Task goal: Report the number of lines in these entries that contain "JSON". Write only the number.

Provided records:
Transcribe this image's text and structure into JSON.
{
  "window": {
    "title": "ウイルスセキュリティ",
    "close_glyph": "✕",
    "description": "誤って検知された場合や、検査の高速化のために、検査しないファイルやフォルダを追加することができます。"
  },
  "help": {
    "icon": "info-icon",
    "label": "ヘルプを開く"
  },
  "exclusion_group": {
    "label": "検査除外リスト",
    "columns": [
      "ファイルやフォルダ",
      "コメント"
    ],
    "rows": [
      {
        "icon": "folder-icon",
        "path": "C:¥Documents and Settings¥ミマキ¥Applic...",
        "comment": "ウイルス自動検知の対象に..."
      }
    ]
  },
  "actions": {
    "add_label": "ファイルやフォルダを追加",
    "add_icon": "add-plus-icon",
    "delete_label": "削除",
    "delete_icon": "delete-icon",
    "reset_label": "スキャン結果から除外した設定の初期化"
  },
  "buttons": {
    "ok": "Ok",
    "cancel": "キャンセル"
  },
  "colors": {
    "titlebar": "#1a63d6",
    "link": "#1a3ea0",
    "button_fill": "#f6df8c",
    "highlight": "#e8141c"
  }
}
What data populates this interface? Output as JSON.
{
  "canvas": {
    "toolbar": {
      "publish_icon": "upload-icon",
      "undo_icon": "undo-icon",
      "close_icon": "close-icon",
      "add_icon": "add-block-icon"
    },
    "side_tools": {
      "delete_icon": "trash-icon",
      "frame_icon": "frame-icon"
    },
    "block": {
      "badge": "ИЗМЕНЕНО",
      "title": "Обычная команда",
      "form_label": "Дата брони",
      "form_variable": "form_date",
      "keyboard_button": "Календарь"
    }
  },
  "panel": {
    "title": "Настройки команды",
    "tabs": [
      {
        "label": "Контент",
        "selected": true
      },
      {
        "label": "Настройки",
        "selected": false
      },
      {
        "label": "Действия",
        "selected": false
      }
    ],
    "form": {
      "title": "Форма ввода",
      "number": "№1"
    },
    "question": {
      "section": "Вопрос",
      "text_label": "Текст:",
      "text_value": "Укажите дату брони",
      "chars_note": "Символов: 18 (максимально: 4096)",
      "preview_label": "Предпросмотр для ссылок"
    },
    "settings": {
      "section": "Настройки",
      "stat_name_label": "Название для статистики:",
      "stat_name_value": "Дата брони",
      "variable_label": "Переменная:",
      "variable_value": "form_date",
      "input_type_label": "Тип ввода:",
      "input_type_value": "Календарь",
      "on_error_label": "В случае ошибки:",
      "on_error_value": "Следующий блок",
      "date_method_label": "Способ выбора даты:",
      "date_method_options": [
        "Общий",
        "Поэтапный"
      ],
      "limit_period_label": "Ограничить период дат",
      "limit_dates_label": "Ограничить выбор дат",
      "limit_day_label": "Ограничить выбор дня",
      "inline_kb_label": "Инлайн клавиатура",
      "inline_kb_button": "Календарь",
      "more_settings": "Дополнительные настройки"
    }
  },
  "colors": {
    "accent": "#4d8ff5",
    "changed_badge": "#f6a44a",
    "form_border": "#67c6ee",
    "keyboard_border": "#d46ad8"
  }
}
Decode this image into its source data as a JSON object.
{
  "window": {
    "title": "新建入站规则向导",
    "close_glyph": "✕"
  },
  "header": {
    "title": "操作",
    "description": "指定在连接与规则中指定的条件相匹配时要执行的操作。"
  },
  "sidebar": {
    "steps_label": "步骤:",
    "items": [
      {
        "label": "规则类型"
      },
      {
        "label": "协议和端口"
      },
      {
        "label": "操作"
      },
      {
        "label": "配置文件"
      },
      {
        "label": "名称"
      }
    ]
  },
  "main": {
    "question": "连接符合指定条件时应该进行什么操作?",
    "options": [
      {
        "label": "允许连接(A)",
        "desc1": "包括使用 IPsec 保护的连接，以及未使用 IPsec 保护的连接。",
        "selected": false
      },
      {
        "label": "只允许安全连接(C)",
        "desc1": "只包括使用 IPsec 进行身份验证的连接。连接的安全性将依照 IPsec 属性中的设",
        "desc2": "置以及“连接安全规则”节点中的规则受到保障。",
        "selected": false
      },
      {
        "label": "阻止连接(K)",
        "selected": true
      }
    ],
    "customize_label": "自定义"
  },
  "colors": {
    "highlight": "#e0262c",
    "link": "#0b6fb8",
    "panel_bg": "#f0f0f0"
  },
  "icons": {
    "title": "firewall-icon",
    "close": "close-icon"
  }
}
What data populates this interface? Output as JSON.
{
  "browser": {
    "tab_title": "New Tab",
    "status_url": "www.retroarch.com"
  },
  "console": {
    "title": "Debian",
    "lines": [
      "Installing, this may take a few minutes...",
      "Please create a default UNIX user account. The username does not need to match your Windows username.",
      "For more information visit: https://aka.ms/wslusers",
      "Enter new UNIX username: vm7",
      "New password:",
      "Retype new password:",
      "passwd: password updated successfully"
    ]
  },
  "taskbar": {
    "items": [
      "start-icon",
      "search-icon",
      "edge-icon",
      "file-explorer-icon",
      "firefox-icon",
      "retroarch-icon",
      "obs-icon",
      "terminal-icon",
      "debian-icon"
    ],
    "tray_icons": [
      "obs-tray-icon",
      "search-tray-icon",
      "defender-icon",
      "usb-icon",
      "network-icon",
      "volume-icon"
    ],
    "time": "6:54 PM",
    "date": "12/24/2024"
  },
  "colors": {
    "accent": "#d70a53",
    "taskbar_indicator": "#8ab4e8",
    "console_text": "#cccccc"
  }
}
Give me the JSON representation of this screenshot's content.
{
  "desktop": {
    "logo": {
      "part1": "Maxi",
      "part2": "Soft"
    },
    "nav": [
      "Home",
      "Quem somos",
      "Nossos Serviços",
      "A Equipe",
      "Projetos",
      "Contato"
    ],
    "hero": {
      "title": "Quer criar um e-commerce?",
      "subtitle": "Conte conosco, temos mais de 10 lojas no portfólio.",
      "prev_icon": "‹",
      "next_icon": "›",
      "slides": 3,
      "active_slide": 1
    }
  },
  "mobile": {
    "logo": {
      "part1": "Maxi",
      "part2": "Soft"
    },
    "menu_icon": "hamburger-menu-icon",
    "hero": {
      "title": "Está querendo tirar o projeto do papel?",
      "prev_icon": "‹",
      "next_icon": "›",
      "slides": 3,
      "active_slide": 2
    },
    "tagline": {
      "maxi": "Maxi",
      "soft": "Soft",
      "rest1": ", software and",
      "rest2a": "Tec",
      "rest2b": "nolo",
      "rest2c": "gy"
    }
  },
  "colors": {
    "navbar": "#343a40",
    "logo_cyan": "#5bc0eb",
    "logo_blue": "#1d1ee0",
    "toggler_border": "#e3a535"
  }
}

Answer in full: 5